Given instruction
Reproduce every entry exactly and leave its pictures out.

◇ ◇ ◇ ◇

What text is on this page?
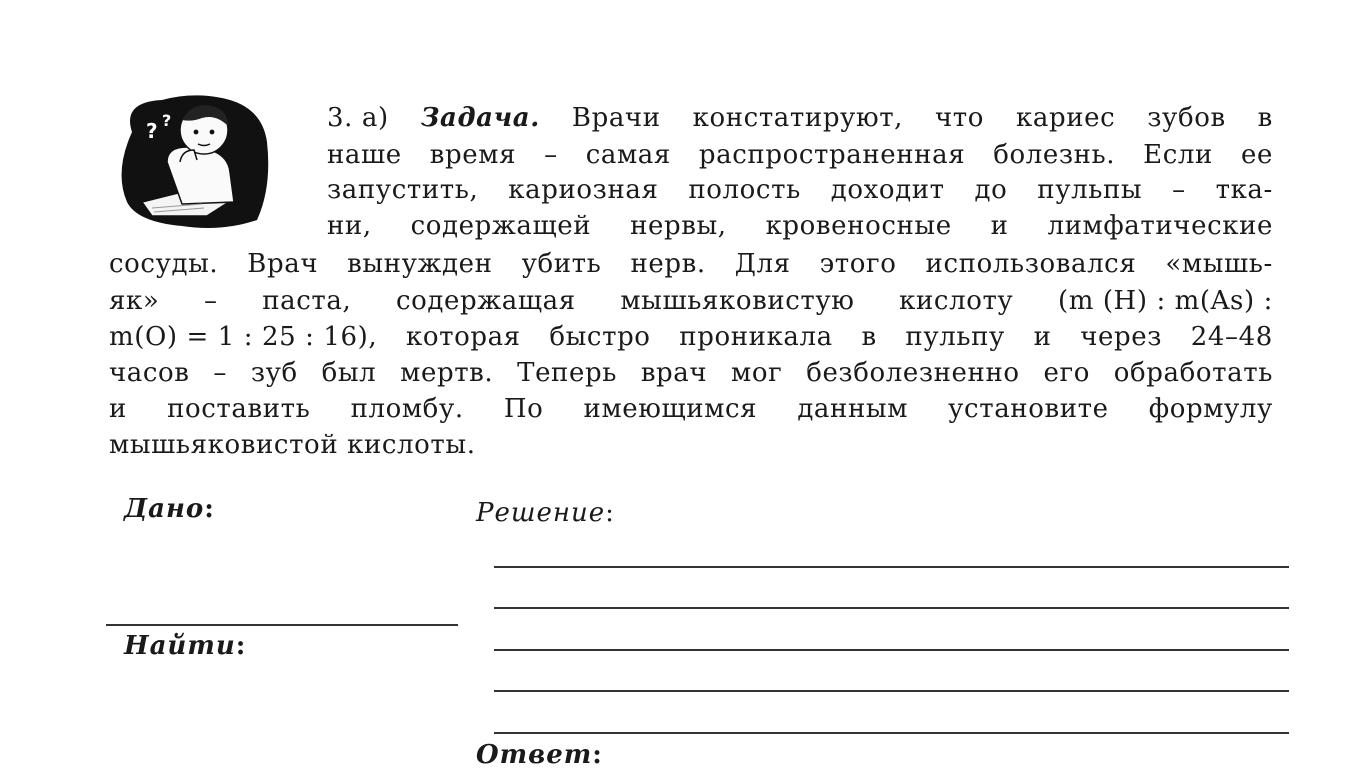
? ?	3. а) Задача. Врачи констатируют, что кариес зубов в
наше время – самая распространенная болезнь. Если ее
запустить, кариозная полость доходит до пульпы – тка-
ни, содержащей нервы, кровеносные и лимфатические
сосуды. Врач вынужден убить нерв. Для этого использовался «мышь-
як» – паста, содержащая мышьяковистую кислоту (m (H) : m(As) :
m(O) = 1 : 25 : 16), которая быстро проникала в пульпу и через 24–48
часов – зуб был мертв. Теперь врач мог безболезненно его обработать
и поставить пломбу. По имеющимся данным установите формулу
мышьяковистой кислоты.
Дано:
Найти:
Решение:
Ответ:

◇ ◇ ◇ ◇

Exercise output
What text is on this page?
? ?	3. а) Задача. Врачи констатируют, что кариес зубов в
наше время – самая распространенная болезнь. Если ее
запустить, кариозная полость доходит до пульпы – тка-
ни, содержащей нервы, кровеносные и лимфатические
сосуды. Врач вынужден убить нерв. Для этого использовался «мышь-
як» – паста, содержащая мышьяковистую кислоту (m (H) : m(As) :
m(O) = 1 : 25 : 16), которая быстро проникала в пульпу и через 24–48
часов – зуб был мертв. Теперь врач мог безболезненно его обработать
и поставить пломбу. По имеющимся данным установите формулу
мышьяковистой кислоты.
Дано:
Найти:
Решение:
Ответ:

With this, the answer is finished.